TO DO
Show, in full, each line of the data that contains "mohammed".

# START OF PROVIDED ENTRIES

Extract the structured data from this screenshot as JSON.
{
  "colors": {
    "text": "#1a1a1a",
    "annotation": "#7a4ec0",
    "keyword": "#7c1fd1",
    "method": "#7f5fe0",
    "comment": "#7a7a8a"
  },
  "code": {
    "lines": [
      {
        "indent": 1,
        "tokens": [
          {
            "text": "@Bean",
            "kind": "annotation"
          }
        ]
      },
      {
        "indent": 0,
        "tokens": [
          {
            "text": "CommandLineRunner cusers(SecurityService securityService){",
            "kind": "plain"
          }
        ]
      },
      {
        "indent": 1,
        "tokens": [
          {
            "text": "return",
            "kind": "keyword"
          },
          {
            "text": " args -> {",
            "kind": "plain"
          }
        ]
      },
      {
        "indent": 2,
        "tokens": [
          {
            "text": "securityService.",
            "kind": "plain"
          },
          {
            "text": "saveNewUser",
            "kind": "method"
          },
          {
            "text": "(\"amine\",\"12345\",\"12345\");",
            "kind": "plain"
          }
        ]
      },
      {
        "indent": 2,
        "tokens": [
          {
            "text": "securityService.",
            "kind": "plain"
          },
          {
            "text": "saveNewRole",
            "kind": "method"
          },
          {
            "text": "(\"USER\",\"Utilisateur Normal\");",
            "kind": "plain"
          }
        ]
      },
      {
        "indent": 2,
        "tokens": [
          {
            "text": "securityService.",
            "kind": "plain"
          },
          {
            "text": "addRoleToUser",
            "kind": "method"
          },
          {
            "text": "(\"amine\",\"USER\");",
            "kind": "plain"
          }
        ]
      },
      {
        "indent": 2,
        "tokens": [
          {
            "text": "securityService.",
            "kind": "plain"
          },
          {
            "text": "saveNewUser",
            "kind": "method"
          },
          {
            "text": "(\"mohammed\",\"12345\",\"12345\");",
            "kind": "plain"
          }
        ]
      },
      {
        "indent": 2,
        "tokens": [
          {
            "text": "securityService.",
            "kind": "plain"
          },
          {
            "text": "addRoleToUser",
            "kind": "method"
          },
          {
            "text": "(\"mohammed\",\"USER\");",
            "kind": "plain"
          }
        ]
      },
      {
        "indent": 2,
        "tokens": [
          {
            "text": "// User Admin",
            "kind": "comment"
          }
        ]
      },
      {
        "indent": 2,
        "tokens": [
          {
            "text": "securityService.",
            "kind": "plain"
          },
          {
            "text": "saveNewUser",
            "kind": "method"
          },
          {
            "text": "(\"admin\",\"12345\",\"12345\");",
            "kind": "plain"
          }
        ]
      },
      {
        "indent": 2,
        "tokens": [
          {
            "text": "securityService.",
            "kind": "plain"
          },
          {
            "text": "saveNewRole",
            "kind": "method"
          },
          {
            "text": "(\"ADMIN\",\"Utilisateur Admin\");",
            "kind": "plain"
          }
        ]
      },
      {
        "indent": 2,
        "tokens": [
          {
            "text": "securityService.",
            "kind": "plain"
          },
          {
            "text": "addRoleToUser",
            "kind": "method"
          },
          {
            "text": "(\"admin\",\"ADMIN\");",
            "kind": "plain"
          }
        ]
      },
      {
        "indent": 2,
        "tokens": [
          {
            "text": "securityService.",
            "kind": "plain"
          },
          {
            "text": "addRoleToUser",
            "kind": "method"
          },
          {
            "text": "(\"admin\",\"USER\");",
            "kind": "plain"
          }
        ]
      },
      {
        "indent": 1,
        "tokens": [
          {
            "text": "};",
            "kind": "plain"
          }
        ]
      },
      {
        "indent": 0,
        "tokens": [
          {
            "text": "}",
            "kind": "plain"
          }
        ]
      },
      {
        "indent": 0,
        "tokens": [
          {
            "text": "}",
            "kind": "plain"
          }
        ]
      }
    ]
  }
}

# END OF PROVIDED ENTRIES
# START OF PROVIDED ENTRIES

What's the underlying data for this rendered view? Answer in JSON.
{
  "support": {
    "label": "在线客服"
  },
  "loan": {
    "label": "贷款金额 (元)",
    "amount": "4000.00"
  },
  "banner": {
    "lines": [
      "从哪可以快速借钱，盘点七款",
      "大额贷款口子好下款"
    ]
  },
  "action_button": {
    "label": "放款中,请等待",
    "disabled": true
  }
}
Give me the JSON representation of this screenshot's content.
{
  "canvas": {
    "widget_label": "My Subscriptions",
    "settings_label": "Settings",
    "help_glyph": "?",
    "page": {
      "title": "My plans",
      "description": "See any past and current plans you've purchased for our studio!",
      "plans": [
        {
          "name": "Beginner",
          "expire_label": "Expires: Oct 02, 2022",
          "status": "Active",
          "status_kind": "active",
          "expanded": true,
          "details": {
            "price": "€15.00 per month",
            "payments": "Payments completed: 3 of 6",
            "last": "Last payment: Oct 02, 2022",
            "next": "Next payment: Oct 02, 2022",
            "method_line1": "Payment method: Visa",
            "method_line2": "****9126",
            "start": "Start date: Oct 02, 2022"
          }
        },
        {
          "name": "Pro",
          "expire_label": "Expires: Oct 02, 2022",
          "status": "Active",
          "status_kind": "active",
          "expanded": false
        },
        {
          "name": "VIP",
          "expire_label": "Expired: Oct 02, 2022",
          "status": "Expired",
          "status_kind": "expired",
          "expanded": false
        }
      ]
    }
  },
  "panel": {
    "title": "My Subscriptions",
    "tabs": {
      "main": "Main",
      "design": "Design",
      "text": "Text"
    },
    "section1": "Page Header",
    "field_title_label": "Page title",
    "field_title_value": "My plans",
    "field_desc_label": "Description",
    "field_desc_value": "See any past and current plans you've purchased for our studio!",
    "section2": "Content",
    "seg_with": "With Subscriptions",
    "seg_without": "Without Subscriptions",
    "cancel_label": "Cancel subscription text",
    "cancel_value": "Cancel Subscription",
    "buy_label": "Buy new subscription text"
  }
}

# END OF PROVIDED ENTRIES

RESULT OF THE EXERCISE
            "text": "(\"mohammed\",\"12345\",\"12345\");",
            "text": "(\"mohammed\",\"USER\");",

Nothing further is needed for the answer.